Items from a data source
• • • •
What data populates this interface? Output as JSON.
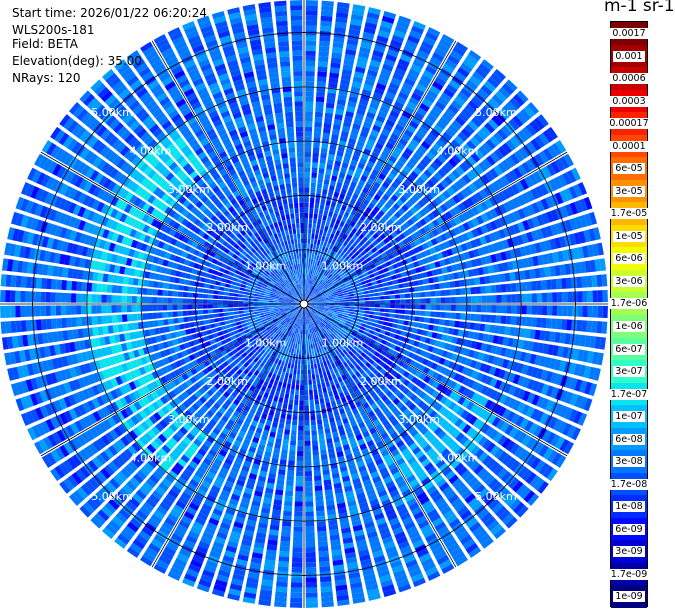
{
  "info": {
    "start_time": "Start time: 2026/01/22 06:20:24",
    "device": "WLS200s-181",
    "field": "Field: BETA",
    "elevation": "Elevation(deg): 35.00",
    "nrays": "NRays: 120"
  },
  "colorbar": {
    "unit_label": "m-1 sr-1",
    "tick_labels": [
      "0.0017",
      "0.001",
      "0.0006",
      "0.0003",
      "0.00017",
      "0.0001",
      "6e-05",
      "3e-05",
      "1.7e-05",
      "1e-05",
      "6e-06",
      "3e-06",
      "1.7e-06",
      "1e-06",
      "6e-07",
      "3e-07",
      "1.7e-07",
      "1e-07",
      "6e-08",
      "3e-08",
      "1.7e-08",
      "1e-08",
      "6e-09",
      "3e-09",
      "1.7e-09",
      "1e-09"
    ],
    "colors": [
      "#7f0000",
      "#a30000",
      "#c80000",
      "#ee0000",
      "#ff2100",
      "#ff4700",
      "#ff6c00",
      "#ff9100",
      "#ffb700",
      "#ffdc00",
      "#f1fc06",
      "#caff2d",
      "#a4ff53",
      "#7dff7a",
      "#57ffa0",
      "#30ffc7",
      "#0ae4ed",
      "#00c0ff",
      "#009cff",
      "#0078ff",
      "#0050ff",
      "#002cff",
      "#0008ff",
      "#0000d6",
      "#0000a8",
      "#000080"
    ]
  },
  "chart_data": {
    "type": "heatmap",
    "projection": "polar",
    "field": "BETA",
    "n_rays": 120,
    "elevation_deg": 35.0,
    "range_rings_km": [
      1.0,
      2.0,
      3.0,
      4.0,
      5.0
    ],
    "ring_labels": [
      "1.00km",
      "2.00km",
      "3.00km",
      "4.00km",
      "5.00km"
    ],
    "max_range_km": 5.6,
    "value_range": [
      1e-09,
      0.0017
    ],
    "log_scale": true,
    "dominant_values": "mostly 3e-08 to 1e-08 (blue), enhanced 1.7e-07 to 1e-07 (cyan) arc on the west side near 3.5 km and patches to the south-east",
    "grid": true
  }
}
• • • •
■ **What the task requires**
Copy out the whole listing exactly, and don't carry over any pictures.

■ **The response**
What data populates this interface? Output as JSON.
{
  "info": {
    "start_time": "Start time: 2026/01/22 06:20:24",
    "device": "WLS200s-181",
    "field": "Field: BETA",
    "elevation": "Elevation(deg): 35.00",
    "nrays": "NRays: 120"
  },
  "colorbar": {
    "unit_label": "m-1 sr-1",
    "tick_labels": [
      "0.0017",
      "0.001",
      "0.0006",
      "0.0003",
      "0.00017",
      "0.0001",
      "6e-05",
      "3e-05",
      "1.7e-05",
      "1e-05",
      "6e-06",
      "3e-06",
      "1.7e-06",
      "1e-06",
      "6e-07",
      "3e-07",
      "1.7e-07",
      "1e-07",
      "6e-08",
      "3e-08",
      "1.7e-08",
      "1e-08",
      "6e-09",
      "3e-09",
      "1.7e-09",
      "1e-09"
    ],
    "colors": [
      "#7f0000",
      "#a30000",
      "#c80000",
      "#ee0000",
      "#ff2100",
      "#ff4700",
      "#ff6c00",
      "#ff9100",
      "#ffb700",
      "#ffdc00",
      "#f1fc06",
      "#caff2d",
      "#a4ff53",
      "#7dff7a",
      "#57ffa0",
      "#30ffc7",
      "#0ae4ed",
      "#00c0ff",
      "#009cff",
      "#0078ff",
      "#0050ff",
      "#002cff",
      "#0008ff",
      "#0000d6",
      "#0000a8",
      "#000080"
    ]
  },
  "chart_data": {
    "type": "heatmap",
    "projection": "polar",
    "field": "BETA",
    "n_rays": 120,
    "elevation_deg": 35.0,
    "range_rings_km": [
      1.0,
      2.0,
      3.0,
      4.0,
      5.0
    ],
    "ring_labels": [
      "1.00km",
      "2.00km",
      "3.00km",
      "4.00km",
      "5.00km"
    ],
    "max_range_km": 5.6,
    "value_range": [
      1e-09,
      0.0017
    ],
    "log_scale": true,
    "dominant_values": "mostly 3e-08 to 1e-08 (blue), enhanced 1.7e-07 to 1e-07 (cyan) arc on the west side near 3.5 km and patches to the south-east",
    "grid": true
  }
}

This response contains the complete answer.